* Information provided *

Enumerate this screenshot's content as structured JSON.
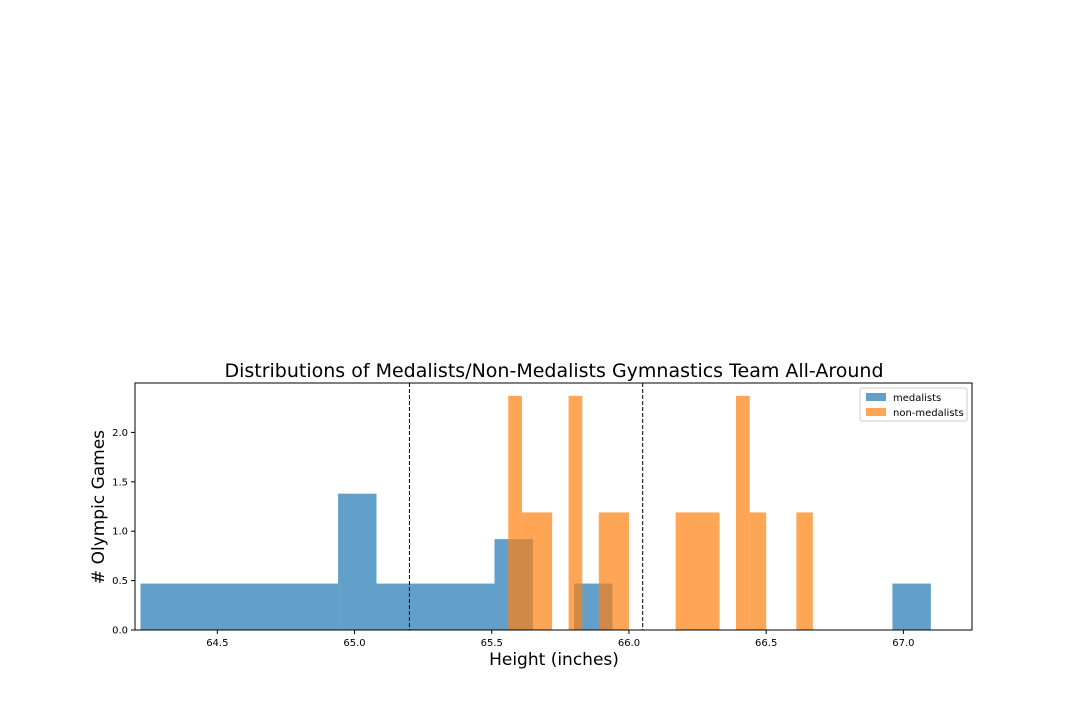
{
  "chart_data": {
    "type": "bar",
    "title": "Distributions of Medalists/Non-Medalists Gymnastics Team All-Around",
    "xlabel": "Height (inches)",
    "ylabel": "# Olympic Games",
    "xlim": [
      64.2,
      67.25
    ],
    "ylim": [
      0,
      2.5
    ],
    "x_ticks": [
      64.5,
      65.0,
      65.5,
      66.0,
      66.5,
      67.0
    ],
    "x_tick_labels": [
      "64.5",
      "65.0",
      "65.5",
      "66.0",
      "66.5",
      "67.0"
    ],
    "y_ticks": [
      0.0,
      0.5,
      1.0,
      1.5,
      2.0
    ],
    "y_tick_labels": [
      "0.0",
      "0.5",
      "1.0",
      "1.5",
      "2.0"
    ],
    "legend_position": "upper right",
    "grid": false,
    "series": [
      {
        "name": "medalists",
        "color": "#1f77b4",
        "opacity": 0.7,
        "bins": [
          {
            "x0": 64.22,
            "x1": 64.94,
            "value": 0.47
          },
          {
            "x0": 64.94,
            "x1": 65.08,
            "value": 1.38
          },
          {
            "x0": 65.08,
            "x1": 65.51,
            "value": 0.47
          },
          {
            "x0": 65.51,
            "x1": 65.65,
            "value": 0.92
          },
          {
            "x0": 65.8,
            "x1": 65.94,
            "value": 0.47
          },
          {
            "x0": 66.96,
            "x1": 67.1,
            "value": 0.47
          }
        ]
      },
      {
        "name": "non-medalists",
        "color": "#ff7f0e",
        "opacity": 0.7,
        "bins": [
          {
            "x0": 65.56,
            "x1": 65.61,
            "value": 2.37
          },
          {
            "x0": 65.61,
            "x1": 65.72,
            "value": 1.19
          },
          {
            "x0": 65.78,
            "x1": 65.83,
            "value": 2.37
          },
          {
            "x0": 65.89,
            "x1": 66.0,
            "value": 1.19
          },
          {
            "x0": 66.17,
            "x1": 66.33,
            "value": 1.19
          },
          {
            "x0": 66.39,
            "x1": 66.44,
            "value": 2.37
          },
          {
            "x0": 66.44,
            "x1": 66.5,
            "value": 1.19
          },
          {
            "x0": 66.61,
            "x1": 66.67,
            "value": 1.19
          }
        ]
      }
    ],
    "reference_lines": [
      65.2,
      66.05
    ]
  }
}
* * *
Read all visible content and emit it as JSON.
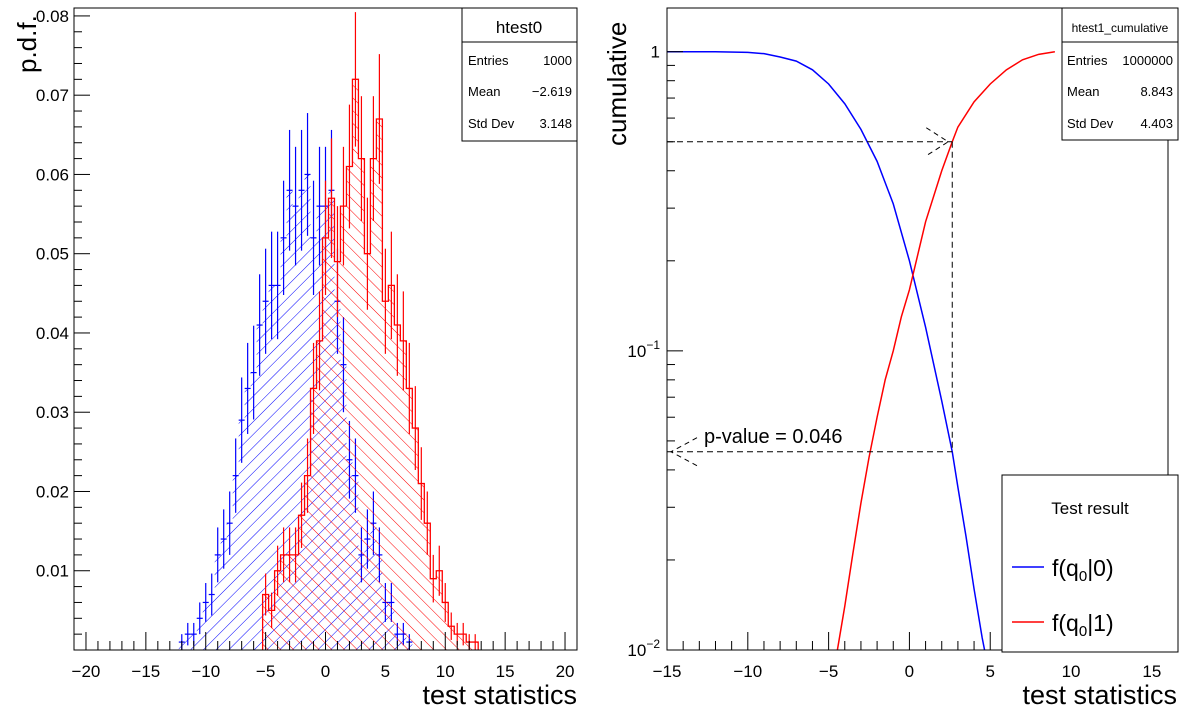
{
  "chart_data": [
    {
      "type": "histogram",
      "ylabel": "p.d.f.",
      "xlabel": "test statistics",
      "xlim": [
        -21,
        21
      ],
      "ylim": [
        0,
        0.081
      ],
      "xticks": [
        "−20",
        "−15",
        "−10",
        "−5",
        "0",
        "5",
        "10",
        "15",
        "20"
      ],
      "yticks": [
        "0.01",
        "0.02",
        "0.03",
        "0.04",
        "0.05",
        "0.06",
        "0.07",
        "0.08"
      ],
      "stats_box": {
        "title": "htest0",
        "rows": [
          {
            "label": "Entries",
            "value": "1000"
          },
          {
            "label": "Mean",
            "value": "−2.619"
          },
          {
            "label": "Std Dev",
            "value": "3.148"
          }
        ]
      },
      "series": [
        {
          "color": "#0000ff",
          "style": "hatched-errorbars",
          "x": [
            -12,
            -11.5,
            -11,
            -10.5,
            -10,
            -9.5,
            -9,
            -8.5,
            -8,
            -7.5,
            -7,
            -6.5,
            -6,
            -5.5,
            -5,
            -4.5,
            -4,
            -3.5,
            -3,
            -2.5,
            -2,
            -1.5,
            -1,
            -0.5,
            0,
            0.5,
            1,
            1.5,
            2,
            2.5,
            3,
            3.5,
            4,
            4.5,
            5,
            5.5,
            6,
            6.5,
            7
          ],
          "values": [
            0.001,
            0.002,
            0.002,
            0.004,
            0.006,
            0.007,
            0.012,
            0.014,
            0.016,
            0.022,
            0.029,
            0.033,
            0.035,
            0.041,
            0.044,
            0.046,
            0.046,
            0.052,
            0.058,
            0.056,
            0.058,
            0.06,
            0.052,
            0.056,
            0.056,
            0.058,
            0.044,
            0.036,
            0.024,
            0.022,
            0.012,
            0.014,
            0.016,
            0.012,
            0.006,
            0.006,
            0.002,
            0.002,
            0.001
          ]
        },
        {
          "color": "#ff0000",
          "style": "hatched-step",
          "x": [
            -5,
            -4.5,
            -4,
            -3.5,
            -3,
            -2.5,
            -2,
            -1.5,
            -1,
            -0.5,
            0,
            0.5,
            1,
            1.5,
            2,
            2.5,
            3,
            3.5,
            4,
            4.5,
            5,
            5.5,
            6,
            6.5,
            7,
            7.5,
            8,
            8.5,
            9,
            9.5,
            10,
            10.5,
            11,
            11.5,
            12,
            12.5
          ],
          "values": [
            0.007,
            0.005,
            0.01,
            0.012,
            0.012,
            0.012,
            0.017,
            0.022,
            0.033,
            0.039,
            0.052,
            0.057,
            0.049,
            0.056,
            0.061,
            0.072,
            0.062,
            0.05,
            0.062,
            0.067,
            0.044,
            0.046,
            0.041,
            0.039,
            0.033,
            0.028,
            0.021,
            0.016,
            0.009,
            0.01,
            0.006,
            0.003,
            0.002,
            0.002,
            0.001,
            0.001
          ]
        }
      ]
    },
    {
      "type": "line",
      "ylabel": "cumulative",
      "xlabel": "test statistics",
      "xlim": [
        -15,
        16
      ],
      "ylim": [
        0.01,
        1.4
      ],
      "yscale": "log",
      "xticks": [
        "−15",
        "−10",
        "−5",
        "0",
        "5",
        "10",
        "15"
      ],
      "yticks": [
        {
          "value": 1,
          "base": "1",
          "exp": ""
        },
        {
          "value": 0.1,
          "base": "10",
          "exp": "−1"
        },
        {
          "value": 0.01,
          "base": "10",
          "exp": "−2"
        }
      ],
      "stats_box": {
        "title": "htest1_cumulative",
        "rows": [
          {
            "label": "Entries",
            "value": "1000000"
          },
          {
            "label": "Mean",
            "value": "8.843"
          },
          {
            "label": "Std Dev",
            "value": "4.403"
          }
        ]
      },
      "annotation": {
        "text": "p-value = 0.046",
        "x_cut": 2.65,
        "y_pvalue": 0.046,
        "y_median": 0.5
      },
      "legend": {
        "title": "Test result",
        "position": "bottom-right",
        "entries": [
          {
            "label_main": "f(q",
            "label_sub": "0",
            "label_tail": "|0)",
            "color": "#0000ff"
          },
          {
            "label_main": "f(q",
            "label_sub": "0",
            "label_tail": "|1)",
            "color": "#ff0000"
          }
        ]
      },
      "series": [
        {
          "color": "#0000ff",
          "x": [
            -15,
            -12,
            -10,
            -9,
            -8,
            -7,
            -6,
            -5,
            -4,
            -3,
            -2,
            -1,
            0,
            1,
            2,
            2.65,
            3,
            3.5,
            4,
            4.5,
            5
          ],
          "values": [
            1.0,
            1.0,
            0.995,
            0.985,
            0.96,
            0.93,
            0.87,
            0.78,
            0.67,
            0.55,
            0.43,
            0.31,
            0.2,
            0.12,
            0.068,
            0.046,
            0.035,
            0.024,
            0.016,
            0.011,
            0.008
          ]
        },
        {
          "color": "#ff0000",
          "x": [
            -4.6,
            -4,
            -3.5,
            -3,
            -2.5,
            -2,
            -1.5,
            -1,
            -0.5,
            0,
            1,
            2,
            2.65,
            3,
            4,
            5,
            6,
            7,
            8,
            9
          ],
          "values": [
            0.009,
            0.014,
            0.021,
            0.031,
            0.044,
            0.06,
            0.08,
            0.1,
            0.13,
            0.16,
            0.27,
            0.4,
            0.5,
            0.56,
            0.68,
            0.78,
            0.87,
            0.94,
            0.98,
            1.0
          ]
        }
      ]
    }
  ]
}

* Goal *
Locate all lines in the listing above with the word "title". Copy them.

* Complete answer *
    "title": "Distributions of Medalists/Non-Medalists Gymnastics Team All-Around",
        "title": "htest0",
        "title": "htest1_cumulative",
        "title": "Test result",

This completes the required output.